§ **Records**:
* Begin *

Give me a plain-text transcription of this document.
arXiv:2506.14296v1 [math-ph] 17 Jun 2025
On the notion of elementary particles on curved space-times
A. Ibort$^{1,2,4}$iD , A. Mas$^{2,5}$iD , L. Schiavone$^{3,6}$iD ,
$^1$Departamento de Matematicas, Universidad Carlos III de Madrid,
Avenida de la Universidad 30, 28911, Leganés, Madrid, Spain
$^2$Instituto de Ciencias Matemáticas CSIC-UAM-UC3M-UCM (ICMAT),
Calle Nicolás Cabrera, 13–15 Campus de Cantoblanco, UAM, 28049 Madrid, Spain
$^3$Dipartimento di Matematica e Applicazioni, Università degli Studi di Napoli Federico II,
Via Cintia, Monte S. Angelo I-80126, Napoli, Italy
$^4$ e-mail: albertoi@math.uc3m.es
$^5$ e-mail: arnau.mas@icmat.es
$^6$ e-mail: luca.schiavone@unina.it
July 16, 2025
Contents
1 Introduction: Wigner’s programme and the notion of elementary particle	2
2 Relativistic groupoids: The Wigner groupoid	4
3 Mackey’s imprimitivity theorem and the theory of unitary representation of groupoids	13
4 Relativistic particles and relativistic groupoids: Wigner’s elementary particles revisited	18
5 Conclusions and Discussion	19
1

* End *

§ **Written problem**: Print every record exactly as it was given.

§ **Correct output**:
Give me a plain-text transcription of this document.
arXiv:2506.14296v1 [math-ph] 17 Jun 2025
On the notion of elementary particles on curved space-times
A. Ibort$^{1,2,4}$iD , A. Mas$^{2,5}$iD , L. Schiavone$^{3,6}$iD ,
$^1$Departamento de Matematicas, Universidad Carlos III de Madrid,
Avenida de la Universidad 30, 28911, Leganés, Madrid, Spain
$^2$Instituto de Ciencias Matemáticas CSIC-UAM-UC3M-UCM (ICMAT),
Calle Nicolás Cabrera, 13–15 Campus de Cantoblanco, UAM, 28049 Madrid, Spain
$^3$Dipartimento di Matematica e Applicazioni, Università degli Studi di Napoli Federico II,
Via Cintia, Monte S. Angelo I-80126, Napoli, Italy
$^4$ e-mail: albertoi@math.uc3m.es
$^5$ e-mail: arnau.mas@icmat.es
$^6$ e-mail: luca.schiavone@unina.it
July 16, 2025
Contents
1 Introduction: Wigner’s programme and the notion of elementary particle	2
2 Relativistic groupoids: The Wigner groupoid	4
3 Mackey’s imprimitivity theorem and the theory of unitary representation of groupoids	13
4 Relativistic particles and relativistic groupoids: Wigner’s elementary particles revisited	18
5 Conclusions and Discussion	19
1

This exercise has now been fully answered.